◆ EXERCISE OBJECTIVE: Gather up every line from the entries below that uses the word "text".

Records from a data collection
□ □ □

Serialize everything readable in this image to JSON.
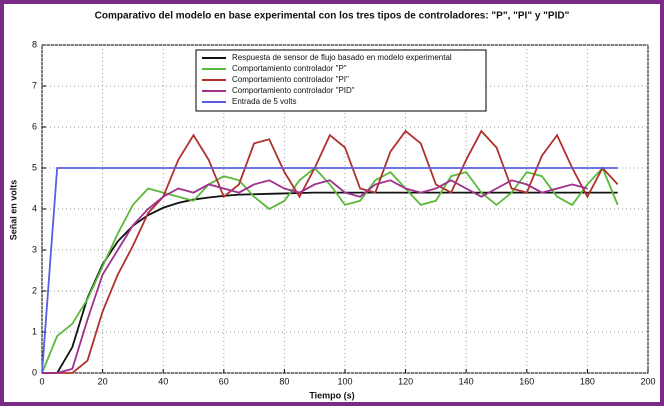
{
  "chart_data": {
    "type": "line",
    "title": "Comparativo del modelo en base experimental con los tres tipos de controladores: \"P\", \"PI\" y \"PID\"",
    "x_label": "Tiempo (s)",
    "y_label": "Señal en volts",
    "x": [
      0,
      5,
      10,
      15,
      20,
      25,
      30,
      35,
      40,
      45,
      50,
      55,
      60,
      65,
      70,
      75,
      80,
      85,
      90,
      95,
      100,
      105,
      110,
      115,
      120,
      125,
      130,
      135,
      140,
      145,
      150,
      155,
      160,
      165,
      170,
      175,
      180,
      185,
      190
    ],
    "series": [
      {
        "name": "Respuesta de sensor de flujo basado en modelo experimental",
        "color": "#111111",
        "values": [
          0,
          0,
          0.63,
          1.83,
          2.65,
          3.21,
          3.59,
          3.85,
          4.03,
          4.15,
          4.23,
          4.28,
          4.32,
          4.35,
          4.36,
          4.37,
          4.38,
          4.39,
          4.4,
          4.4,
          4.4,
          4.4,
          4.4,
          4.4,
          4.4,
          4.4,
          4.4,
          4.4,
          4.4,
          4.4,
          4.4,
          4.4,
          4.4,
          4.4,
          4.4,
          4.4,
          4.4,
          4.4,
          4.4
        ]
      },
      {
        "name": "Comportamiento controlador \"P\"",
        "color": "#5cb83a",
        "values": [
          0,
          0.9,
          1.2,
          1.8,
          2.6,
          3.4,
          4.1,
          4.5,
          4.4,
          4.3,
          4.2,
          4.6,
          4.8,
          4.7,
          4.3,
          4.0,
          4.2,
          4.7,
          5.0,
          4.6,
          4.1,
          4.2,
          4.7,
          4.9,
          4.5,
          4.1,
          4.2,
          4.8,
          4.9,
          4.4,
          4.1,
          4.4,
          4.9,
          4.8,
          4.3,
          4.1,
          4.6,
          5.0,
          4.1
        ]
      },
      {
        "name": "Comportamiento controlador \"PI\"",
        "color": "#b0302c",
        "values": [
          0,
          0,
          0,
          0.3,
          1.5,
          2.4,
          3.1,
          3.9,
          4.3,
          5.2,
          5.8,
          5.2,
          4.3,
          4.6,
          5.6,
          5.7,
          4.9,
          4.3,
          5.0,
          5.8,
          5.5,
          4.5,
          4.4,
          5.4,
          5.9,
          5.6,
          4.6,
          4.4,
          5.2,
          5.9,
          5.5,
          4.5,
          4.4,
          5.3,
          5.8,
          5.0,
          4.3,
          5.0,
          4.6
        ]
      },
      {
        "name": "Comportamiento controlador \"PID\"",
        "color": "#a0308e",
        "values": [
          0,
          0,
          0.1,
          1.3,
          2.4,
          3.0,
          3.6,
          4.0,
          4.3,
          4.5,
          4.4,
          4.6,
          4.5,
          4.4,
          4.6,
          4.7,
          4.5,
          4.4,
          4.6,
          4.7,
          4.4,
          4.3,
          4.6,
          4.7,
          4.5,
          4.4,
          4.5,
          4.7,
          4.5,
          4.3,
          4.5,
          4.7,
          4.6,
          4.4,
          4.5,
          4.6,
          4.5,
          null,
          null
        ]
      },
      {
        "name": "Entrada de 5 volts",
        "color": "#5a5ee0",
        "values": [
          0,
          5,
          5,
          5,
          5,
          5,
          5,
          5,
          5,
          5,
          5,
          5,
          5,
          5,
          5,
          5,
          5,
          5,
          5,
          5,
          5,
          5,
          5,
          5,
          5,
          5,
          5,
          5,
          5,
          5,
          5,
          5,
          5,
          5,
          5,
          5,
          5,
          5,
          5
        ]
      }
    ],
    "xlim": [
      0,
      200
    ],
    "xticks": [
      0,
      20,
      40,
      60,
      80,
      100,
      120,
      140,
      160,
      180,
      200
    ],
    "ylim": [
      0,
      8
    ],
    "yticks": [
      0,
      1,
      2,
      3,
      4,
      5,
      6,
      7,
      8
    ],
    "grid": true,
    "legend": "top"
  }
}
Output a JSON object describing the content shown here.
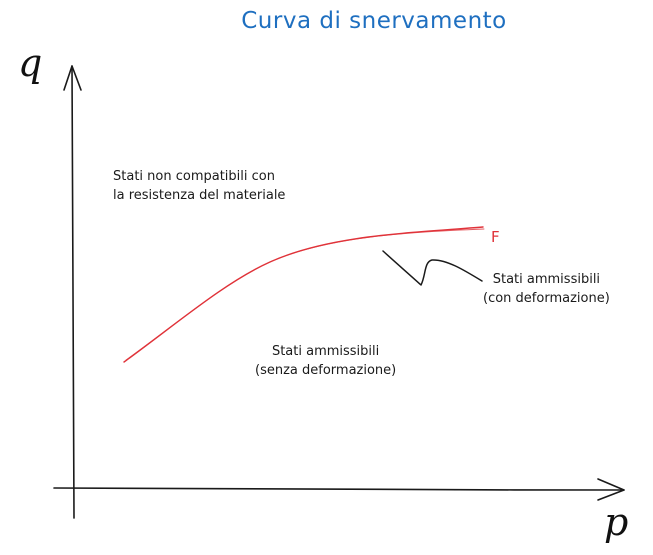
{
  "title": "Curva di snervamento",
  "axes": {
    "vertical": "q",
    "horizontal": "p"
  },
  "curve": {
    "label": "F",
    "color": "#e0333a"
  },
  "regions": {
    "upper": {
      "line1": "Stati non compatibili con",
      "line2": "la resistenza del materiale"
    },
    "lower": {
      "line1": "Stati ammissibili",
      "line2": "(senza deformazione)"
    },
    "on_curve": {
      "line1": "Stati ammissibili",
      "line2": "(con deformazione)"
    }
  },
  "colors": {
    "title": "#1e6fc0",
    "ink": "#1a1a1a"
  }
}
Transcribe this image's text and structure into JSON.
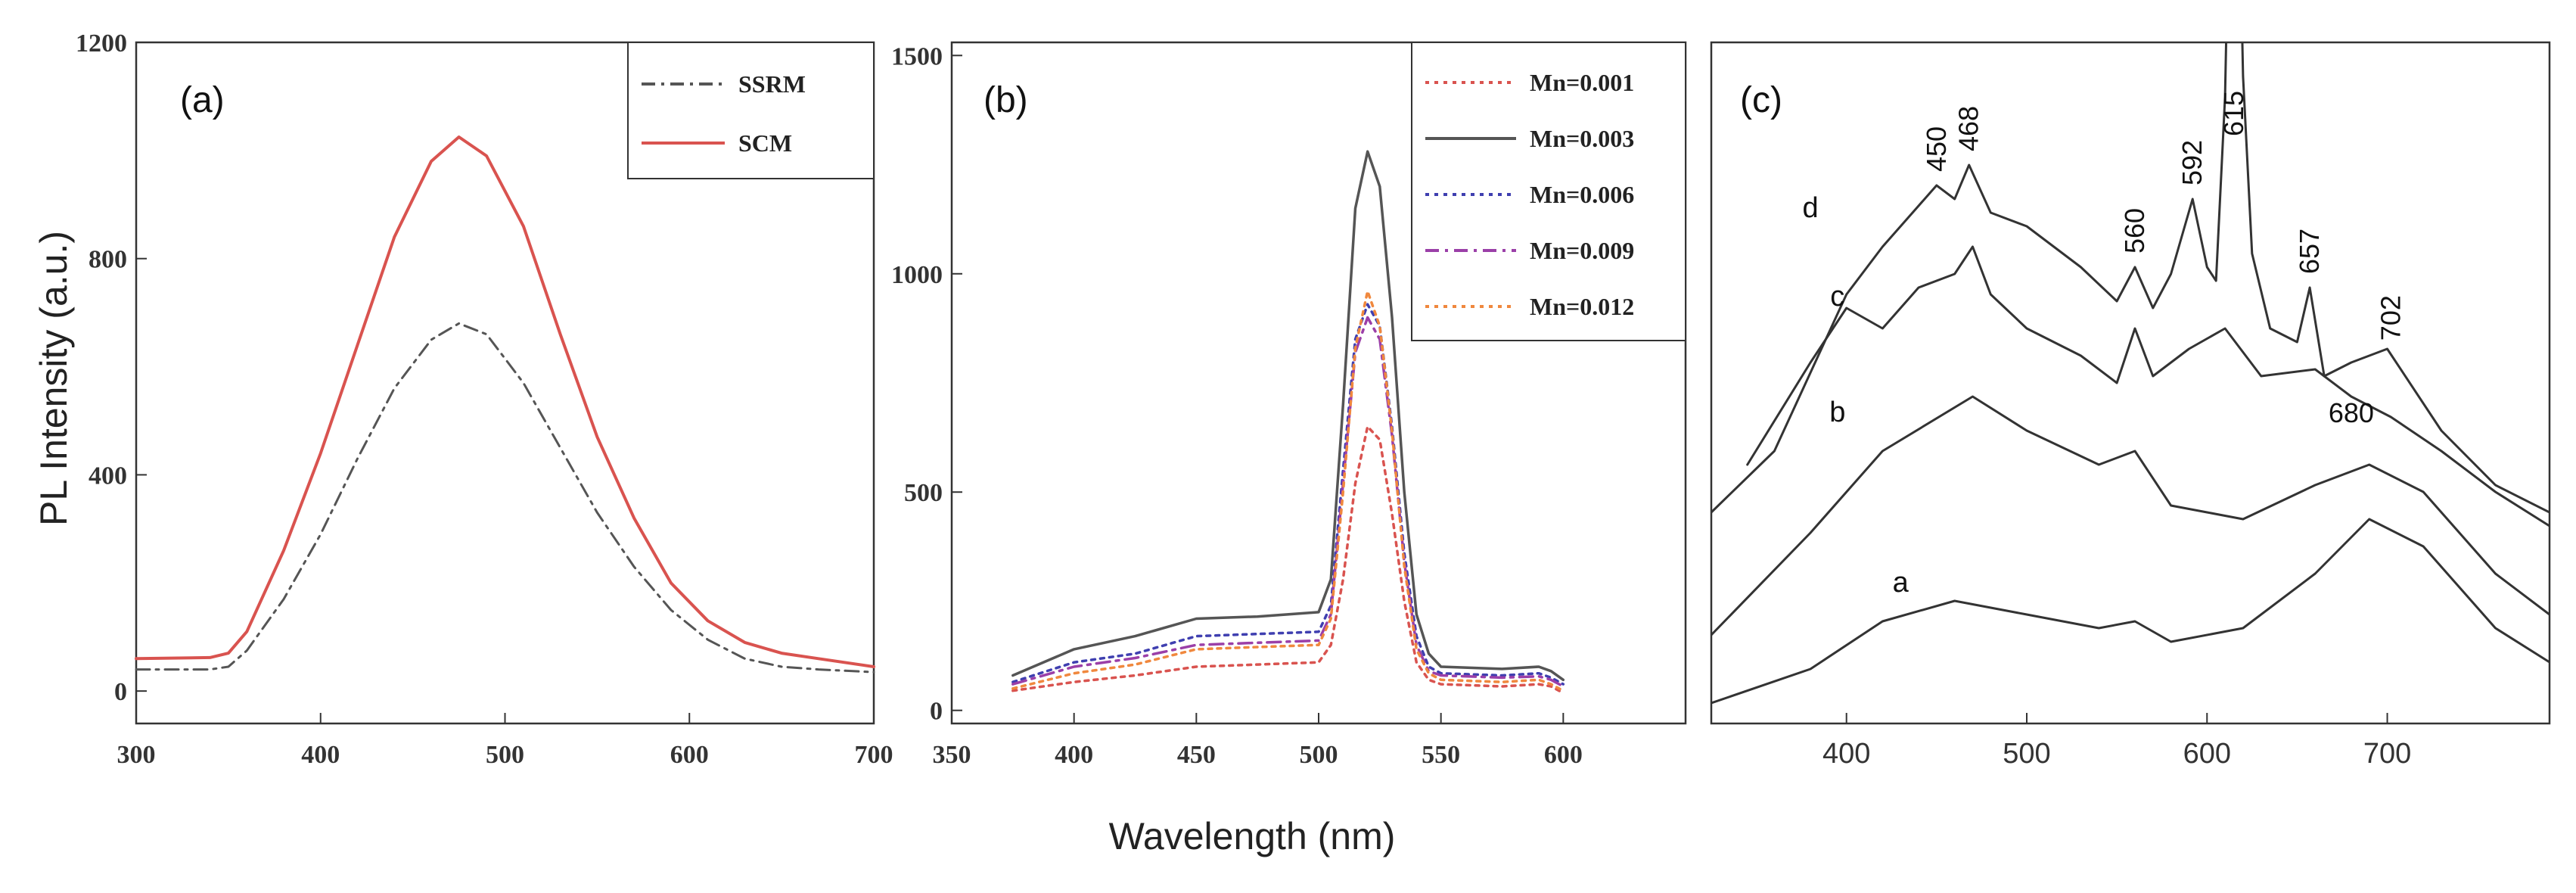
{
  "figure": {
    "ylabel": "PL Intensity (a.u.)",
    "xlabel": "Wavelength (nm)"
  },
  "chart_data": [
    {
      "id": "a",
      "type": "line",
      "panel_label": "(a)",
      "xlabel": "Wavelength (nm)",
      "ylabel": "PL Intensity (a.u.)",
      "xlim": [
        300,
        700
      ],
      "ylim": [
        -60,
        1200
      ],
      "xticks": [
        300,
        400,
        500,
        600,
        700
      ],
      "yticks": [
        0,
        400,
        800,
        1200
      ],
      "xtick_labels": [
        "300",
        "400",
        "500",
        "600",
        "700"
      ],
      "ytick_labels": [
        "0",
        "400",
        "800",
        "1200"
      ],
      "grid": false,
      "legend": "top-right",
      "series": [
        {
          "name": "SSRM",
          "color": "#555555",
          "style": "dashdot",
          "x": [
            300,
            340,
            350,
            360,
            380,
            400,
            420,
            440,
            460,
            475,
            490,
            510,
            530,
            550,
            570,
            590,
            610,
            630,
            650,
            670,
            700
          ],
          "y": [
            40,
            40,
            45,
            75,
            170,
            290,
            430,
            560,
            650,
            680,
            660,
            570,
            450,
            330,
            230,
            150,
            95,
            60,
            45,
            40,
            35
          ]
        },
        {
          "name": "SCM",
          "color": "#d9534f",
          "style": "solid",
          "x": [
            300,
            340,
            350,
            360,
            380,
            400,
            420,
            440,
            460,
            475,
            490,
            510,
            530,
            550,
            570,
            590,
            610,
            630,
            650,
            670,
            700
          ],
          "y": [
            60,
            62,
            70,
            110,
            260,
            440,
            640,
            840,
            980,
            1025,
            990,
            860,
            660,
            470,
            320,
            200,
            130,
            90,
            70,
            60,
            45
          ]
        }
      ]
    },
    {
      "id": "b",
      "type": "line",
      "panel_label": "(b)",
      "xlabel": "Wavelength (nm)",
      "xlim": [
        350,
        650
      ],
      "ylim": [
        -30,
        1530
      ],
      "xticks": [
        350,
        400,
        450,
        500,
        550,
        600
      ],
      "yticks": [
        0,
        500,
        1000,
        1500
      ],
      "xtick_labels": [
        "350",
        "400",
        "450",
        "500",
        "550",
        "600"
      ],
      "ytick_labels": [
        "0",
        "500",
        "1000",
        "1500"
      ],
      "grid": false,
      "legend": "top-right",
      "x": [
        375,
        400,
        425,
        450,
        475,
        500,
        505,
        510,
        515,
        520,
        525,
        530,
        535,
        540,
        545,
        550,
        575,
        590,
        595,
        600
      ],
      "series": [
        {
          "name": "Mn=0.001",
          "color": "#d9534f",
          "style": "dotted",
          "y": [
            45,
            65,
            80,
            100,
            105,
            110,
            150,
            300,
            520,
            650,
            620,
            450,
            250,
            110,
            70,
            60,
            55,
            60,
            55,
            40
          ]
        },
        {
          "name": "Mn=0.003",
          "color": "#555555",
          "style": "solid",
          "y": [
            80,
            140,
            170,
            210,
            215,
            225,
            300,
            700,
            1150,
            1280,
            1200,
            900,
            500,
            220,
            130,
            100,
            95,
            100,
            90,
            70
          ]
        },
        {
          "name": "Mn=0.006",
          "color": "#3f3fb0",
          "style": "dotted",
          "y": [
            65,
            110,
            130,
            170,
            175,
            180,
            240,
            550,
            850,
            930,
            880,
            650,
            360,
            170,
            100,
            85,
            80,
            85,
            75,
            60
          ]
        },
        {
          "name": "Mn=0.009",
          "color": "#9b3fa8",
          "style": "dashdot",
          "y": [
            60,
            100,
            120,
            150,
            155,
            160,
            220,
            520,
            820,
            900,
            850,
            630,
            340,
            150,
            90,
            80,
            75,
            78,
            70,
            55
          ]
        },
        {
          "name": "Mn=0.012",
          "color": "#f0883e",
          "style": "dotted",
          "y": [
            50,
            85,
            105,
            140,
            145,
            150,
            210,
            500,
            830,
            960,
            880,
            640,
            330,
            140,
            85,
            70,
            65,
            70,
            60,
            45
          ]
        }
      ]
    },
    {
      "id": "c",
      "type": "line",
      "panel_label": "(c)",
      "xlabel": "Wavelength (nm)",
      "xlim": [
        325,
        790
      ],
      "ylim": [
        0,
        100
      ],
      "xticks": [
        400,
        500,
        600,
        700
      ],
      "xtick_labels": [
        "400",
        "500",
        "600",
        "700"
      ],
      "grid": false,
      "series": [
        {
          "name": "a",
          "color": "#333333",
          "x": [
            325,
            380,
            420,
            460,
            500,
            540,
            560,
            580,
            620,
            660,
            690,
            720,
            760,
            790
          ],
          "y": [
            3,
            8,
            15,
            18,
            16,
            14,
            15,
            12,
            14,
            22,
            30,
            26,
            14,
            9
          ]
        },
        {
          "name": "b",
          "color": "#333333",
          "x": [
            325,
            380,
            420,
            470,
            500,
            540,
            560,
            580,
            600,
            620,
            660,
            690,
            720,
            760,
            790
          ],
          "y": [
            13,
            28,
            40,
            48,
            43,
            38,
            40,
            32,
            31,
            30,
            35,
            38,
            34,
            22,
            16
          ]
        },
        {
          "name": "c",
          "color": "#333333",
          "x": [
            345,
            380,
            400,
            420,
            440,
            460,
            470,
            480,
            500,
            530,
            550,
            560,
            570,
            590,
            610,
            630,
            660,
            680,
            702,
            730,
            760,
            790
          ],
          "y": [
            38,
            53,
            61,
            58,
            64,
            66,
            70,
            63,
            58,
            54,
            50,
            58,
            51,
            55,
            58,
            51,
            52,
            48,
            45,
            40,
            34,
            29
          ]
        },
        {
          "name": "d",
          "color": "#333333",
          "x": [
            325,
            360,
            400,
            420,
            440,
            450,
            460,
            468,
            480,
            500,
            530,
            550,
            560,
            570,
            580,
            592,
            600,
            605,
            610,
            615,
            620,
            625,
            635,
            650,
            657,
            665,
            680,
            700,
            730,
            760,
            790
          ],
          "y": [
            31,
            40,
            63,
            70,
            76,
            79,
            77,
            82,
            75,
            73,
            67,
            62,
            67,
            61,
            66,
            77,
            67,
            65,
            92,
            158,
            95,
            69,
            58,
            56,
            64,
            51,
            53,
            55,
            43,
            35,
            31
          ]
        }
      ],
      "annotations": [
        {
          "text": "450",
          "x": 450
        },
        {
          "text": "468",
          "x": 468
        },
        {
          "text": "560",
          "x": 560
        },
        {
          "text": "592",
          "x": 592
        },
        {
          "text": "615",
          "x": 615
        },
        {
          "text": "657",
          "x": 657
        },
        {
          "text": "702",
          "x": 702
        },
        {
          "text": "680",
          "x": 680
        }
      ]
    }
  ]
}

□ □ □

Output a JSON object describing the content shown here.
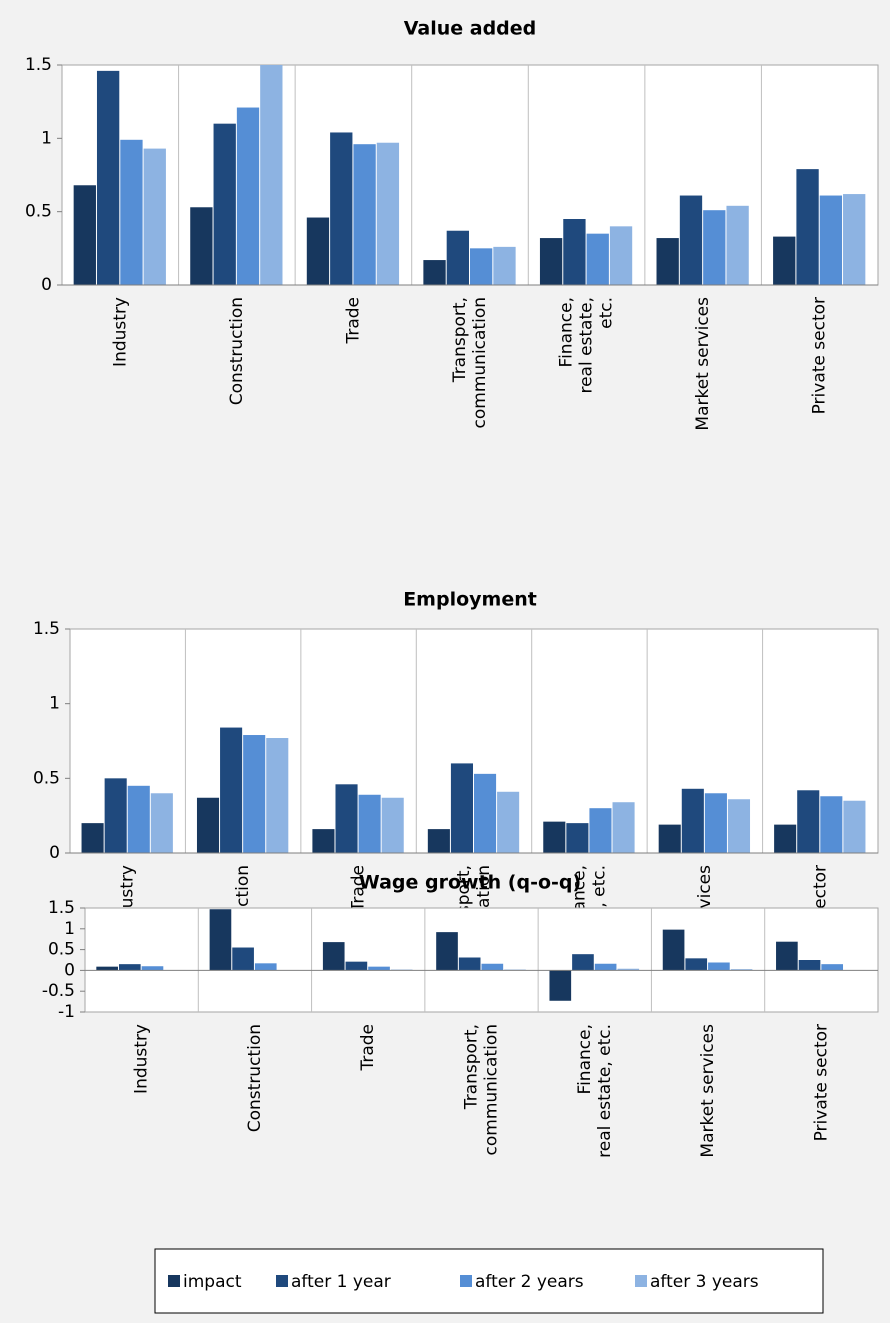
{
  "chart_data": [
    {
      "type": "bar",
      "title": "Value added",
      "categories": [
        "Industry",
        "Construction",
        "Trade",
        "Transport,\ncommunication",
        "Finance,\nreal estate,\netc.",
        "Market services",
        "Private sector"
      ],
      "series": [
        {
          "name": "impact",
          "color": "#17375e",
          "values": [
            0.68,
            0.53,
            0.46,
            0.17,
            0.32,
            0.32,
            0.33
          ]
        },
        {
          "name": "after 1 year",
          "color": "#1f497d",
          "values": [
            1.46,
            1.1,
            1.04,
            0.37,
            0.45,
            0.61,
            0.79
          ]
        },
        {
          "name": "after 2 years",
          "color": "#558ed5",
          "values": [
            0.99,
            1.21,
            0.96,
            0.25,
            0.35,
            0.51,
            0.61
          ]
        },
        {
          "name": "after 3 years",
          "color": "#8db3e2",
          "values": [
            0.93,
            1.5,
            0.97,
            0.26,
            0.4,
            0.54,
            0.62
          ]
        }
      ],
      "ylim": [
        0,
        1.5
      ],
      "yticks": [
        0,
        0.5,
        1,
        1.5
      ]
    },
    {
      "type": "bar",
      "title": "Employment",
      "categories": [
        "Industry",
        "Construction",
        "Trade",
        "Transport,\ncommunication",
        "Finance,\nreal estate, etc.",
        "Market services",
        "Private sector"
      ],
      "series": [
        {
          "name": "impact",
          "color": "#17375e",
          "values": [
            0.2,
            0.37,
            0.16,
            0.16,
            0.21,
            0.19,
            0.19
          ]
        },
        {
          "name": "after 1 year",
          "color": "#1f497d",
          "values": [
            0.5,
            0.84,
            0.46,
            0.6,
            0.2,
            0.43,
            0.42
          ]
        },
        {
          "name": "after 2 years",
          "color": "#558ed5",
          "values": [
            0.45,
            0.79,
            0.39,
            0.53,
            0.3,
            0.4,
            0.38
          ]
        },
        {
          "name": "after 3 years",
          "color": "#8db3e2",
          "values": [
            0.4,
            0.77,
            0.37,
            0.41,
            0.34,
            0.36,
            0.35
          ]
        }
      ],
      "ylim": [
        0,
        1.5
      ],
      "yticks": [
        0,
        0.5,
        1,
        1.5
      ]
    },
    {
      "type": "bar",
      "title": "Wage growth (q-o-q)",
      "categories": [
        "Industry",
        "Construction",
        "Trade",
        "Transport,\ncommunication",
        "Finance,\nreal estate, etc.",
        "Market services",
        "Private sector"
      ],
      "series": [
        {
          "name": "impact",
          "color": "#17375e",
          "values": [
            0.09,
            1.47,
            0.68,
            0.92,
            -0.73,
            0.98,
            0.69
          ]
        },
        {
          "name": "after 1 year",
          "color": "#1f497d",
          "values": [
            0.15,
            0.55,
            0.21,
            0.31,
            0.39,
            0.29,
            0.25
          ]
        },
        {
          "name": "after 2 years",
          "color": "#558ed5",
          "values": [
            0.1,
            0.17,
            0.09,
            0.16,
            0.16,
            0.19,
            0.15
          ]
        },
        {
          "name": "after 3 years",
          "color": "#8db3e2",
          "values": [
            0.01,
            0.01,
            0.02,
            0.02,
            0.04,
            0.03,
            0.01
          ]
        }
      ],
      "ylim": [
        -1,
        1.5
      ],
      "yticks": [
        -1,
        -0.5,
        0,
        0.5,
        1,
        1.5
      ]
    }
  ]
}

□ □ □

◆ THE OUTPUT:
Transcribe this image's text and structure into JSON.
          "text": "450",
          "text": "468",
          "text": "560",
          "text": "592",
          "text": "615",
          "text": "657",
          "text": "702",
          "text": "680",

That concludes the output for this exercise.